Examine the entries below, count the lines holding the string "series", and respond with the number only.

*Given records*.
################

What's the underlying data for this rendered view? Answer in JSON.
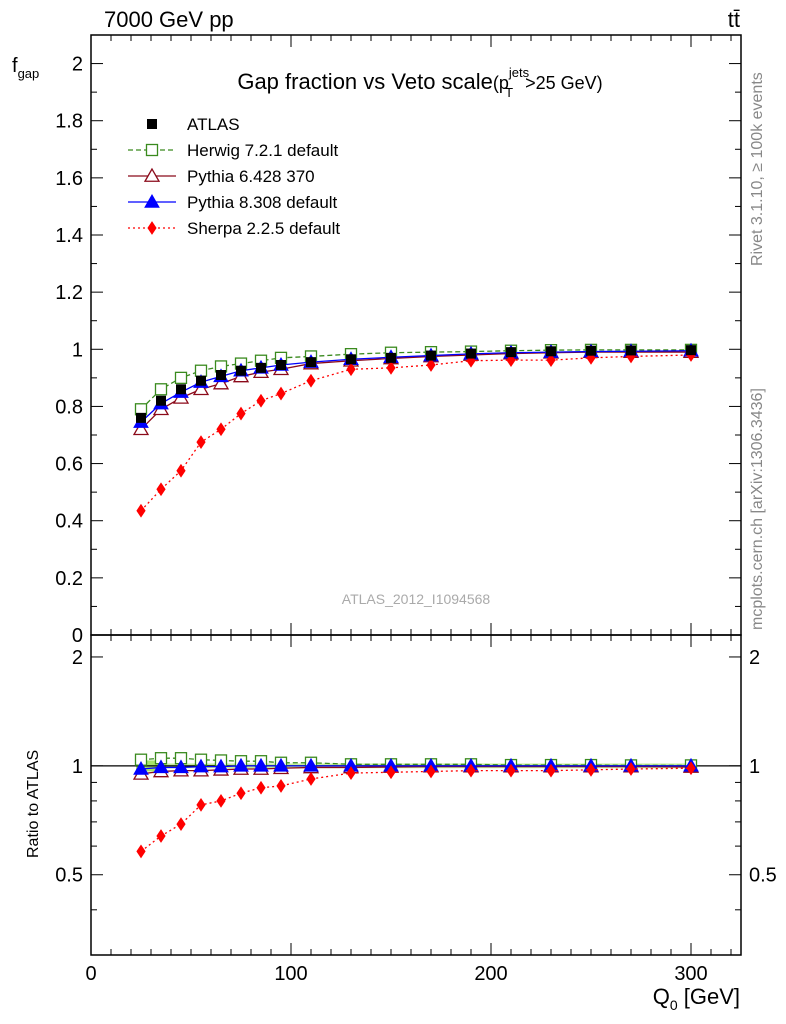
{
  "header": {
    "left": "7000 GeV pp",
    "right": "tt̄",
    "title_main": "Gap fraction vs Veto scale",
    "title_paren_open": "(p",
    "title_sup": "jets",
    "title_sub": "T",
    "title_paren_close": ">25 GeV)"
  },
  "side_labels": {
    "rivet": "Rivet 3.1.10, ≥ 100k events",
    "mcplots": "mcplots.cern.ch [arXiv:1306.3436]"
  },
  "watermark": "ATLAS_2012_I1094568",
  "axes": {
    "ylabel_main": "f",
    "ylabel_main_sub": "gap",
    "ylabel_ratio": "Ratio to ATLAS",
    "xlabel": "Q",
    "xlabel_sub": "0",
    "xlabel_unit": " [GeV]"
  },
  "legend": [
    {
      "label": "ATLAS",
      "series": "data"
    },
    {
      "label": "Herwig 7.2.1 default",
      "series": "herwig"
    },
    {
      "label": "Pythia 6.428 370",
      "series": "pythia6"
    },
    {
      "label": "Pythia 8.308 default",
      "series": "pythia8"
    },
    {
      "label": "Sherpa 2.2.5 default",
      "series": "sherpa"
    }
  ],
  "colors": {
    "data": "#000000",
    "herwig": "#3a8a1e",
    "pythia6": "#8b0a1a",
    "pythia8": "#0000ff",
    "sherpa": "#ff0000",
    "band": "#9de35a"
  },
  "chart_data": {
    "type": "line",
    "x": [
      25,
      35,
      45,
      55,
      65,
      75,
      85,
      95,
      110,
      130,
      150,
      170,
      190,
      210,
      230,
      250,
      270,
      300
    ],
    "xlim": [
      0,
      325
    ],
    "xticks": [
      "0",
      "100",
      "200",
      "300"
    ],
    "main": {
      "ylim": [
        0,
        2.1
      ],
      "yticks": [
        "0",
        "0.2",
        "0.4",
        "0.6",
        "0.8",
        "1",
        "1.2",
        "1.4",
        "1.6",
        "1.8",
        "2"
      ],
      "series": [
        {
          "key": "data",
          "name": "ATLAS",
          "values": [
            0.76,
            0.82,
            0.86,
            0.89,
            0.91,
            0.925,
            0.935,
            0.945,
            0.955,
            0.965,
            0.97,
            0.978,
            0.985,
            0.99,
            0.993,
            0.995,
            0.996,
            0.997
          ]
        },
        {
          "key": "herwig",
          "name": "Herwig 7.2.1 default",
          "values": [
            0.79,
            0.86,
            0.9,
            0.925,
            0.94,
            0.95,
            0.96,
            0.97,
            0.975,
            0.983,
            0.988,
            0.99,
            0.992,
            0.995,
            0.997,
            0.998,
            0.998,
            0.998
          ]
        },
        {
          "key": "pythia6",
          "name": "Pythia 6.428 370",
          "values": [
            0.72,
            0.79,
            0.83,
            0.86,
            0.88,
            0.905,
            0.92,
            0.93,
            0.95,
            0.96,
            0.968,
            0.975,
            0.98,
            0.985,
            0.988,
            0.99,
            0.99,
            0.99
          ]
        },
        {
          "key": "pythia8",
          "name": "Pythia 8.308 default",
          "values": [
            0.745,
            0.81,
            0.85,
            0.885,
            0.905,
            0.925,
            0.935,
            0.945,
            0.955,
            0.965,
            0.972,
            0.978,
            0.984,
            0.988,
            0.99,
            0.992,
            0.993,
            0.995
          ]
        },
        {
          "key": "sherpa",
          "name": "Sherpa 2.2.5 default",
          "values": [
            0.435,
            0.51,
            0.575,
            0.675,
            0.72,
            0.775,
            0.82,
            0.845,
            0.89,
            0.93,
            0.935,
            0.945,
            0.96,
            0.962,
            0.962,
            0.97,
            0.975,
            0.98
          ]
        }
      ]
    },
    "ratio": {
      "ylim": [
        0.3,
        2.3
      ],
      "yticks": [
        "0.5",
        "1",
        "2"
      ],
      "series": [
        {
          "key": "herwig",
          "values": [
            1.04,
            1.05,
            1.05,
            1.04,
            1.035,
            1.03,
            1.03,
            1.02,
            1.02,
            1.01,
            1.01,
            1.01,
            1.01,
            1.005,
            1.005,
            1.005,
            1.003,
            1.003
          ]
        },
        {
          "key": "pythia6",
          "values": [
            0.95,
            0.965,
            0.97,
            0.97,
            0.975,
            0.98,
            0.98,
            0.985,
            0.99,
            0.99,
            0.993,
            0.995,
            0.995,
            0.995,
            0.995,
            0.995,
            0.995,
            0.993
          ]
        },
        {
          "key": "pythia8",
          "values": [
            0.98,
            0.99,
            0.99,
            0.995,
            0.995,
            1.0,
            1.0,
            1.0,
            1.0,
            1.0,
            1.0,
            1.0,
            1.0,
            1.0,
            1.0,
            1.0,
            1.0,
            1.0
          ]
        },
        {
          "key": "sherpa",
          "values": [
            0.58,
            0.64,
            0.69,
            0.78,
            0.8,
            0.84,
            0.87,
            0.88,
            0.92,
            0.955,
            0.96,
            0.965,
            0.97,
            0.97,
            0.97,
            0.975,
            0.98,
            0.985
          ]
        }
      ]
    }
  }
}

################

*The solution*. 7